Material shown
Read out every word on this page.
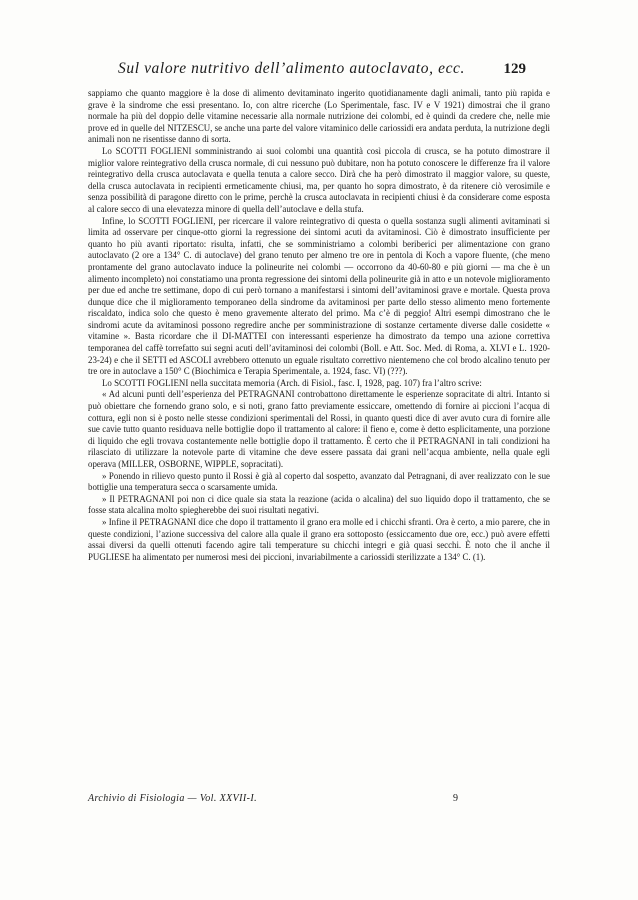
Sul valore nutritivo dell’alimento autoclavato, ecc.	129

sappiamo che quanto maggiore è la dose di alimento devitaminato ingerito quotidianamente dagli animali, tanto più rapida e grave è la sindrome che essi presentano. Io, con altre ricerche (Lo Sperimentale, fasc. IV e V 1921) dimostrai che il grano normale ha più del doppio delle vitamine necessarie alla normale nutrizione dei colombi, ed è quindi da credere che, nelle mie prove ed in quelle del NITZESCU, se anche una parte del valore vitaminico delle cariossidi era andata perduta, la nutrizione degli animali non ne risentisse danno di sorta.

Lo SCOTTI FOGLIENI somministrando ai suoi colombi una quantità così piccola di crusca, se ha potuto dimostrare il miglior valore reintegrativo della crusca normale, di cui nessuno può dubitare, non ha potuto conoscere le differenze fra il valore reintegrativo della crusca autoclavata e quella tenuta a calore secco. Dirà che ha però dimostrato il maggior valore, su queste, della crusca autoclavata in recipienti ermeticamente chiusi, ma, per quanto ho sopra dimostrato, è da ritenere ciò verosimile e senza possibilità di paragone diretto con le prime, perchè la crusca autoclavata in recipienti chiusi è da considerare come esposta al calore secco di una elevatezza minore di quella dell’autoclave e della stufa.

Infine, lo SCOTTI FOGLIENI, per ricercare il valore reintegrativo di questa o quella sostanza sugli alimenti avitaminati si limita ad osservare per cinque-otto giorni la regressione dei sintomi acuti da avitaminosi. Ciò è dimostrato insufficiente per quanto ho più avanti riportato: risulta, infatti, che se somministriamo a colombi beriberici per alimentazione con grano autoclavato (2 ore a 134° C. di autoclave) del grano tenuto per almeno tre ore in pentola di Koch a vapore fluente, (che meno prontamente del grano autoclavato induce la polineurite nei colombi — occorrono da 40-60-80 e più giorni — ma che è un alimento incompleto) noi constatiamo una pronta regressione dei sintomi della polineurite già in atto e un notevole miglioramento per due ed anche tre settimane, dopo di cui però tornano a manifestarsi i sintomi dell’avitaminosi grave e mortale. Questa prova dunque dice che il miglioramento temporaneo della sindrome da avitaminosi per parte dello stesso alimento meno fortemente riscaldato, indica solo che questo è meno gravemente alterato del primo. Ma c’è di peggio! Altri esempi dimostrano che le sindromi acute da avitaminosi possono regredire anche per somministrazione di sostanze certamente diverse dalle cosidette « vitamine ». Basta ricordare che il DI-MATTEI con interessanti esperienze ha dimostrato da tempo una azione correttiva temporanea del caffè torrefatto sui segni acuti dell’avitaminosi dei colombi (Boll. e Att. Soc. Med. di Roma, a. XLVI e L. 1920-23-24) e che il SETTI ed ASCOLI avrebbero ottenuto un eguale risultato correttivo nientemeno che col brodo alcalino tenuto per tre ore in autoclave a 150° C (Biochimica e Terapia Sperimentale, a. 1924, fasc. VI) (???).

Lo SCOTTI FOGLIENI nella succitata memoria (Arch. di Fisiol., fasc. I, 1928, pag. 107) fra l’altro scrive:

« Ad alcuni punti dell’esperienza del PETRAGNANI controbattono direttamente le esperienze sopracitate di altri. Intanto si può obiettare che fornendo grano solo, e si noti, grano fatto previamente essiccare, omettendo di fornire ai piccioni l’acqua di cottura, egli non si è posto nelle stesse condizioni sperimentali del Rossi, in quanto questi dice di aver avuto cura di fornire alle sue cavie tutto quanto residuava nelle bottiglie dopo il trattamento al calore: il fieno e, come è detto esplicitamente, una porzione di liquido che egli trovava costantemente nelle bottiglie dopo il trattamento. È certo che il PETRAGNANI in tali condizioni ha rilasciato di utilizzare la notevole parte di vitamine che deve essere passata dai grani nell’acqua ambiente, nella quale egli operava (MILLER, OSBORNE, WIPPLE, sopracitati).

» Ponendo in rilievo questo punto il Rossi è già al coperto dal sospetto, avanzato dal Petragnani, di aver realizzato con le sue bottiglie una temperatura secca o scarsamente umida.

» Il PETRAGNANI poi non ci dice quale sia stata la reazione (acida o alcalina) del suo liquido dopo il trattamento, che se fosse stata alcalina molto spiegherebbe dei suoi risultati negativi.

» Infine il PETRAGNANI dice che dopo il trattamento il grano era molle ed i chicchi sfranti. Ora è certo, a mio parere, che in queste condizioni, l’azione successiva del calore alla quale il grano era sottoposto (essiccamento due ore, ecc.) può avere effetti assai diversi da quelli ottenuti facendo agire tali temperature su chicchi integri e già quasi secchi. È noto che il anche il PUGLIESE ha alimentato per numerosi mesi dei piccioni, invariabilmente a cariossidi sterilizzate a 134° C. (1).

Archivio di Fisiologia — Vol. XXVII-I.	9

==

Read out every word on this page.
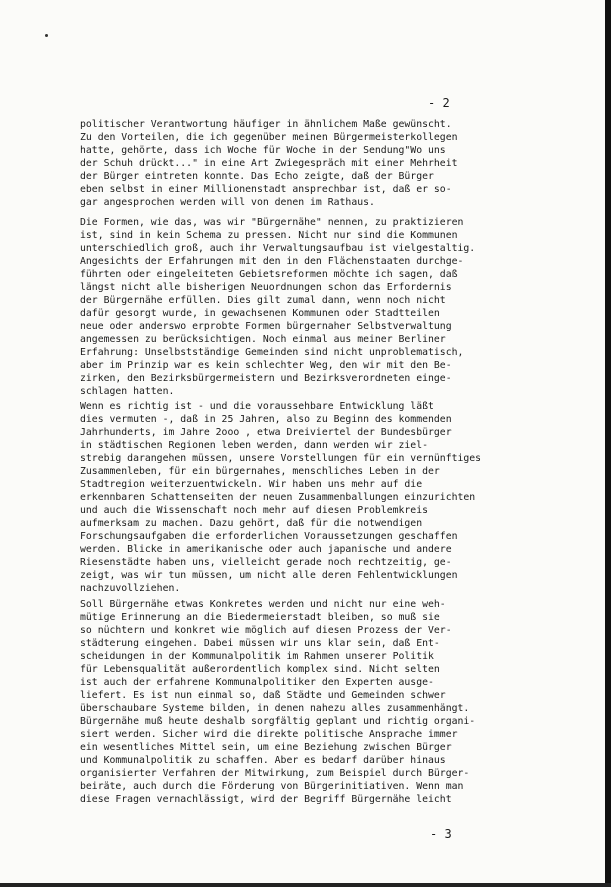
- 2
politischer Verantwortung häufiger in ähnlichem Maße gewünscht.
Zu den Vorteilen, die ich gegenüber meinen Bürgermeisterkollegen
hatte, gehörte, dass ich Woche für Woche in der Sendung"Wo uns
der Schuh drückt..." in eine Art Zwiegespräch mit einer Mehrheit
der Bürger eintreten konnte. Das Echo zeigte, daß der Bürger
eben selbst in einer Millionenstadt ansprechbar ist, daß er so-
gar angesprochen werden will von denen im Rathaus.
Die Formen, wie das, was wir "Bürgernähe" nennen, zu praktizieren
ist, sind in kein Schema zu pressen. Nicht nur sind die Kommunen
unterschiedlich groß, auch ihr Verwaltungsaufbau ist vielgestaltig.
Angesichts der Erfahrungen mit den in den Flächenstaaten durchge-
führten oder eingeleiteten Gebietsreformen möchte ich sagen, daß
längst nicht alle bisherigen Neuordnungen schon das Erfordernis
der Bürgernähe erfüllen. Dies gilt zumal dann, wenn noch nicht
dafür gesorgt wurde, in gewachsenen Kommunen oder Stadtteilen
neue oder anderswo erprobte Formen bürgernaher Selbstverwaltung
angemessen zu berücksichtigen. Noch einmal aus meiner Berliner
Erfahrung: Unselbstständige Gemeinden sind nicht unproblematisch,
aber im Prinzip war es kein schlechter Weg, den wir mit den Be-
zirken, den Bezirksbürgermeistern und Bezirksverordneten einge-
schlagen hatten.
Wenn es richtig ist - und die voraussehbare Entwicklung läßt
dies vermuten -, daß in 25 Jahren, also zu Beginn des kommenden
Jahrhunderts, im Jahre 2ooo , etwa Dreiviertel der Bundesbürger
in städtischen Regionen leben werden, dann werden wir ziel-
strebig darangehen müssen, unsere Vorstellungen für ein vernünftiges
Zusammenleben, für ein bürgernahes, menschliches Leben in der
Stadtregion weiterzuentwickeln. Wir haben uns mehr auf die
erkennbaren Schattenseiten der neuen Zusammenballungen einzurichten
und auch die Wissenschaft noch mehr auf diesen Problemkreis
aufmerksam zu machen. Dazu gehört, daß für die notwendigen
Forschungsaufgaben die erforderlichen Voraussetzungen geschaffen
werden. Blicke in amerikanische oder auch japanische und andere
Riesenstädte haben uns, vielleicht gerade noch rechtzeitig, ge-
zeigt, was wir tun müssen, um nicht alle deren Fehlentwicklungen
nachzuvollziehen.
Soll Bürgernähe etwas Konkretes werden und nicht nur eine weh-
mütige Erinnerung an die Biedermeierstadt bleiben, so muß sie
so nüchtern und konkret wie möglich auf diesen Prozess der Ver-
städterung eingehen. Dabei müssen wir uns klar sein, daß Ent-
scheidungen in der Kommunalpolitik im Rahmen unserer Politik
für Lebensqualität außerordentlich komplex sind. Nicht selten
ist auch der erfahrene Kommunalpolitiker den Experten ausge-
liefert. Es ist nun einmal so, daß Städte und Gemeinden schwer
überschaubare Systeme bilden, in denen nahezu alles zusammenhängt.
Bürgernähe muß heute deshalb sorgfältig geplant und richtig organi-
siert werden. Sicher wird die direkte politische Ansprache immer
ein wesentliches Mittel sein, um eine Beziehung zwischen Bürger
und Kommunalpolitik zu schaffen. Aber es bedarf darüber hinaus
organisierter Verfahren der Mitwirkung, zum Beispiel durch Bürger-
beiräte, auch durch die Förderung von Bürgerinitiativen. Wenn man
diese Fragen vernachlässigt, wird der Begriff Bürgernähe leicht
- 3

Goal
All lines that include "sein" are to be gathered and copied.

Answer to this task
städterung eingehen. Dabei müssen wir uns klar sein, daß Ent-
ein wesentliches Mittel sein, um eine Beziehung zwischen Bürger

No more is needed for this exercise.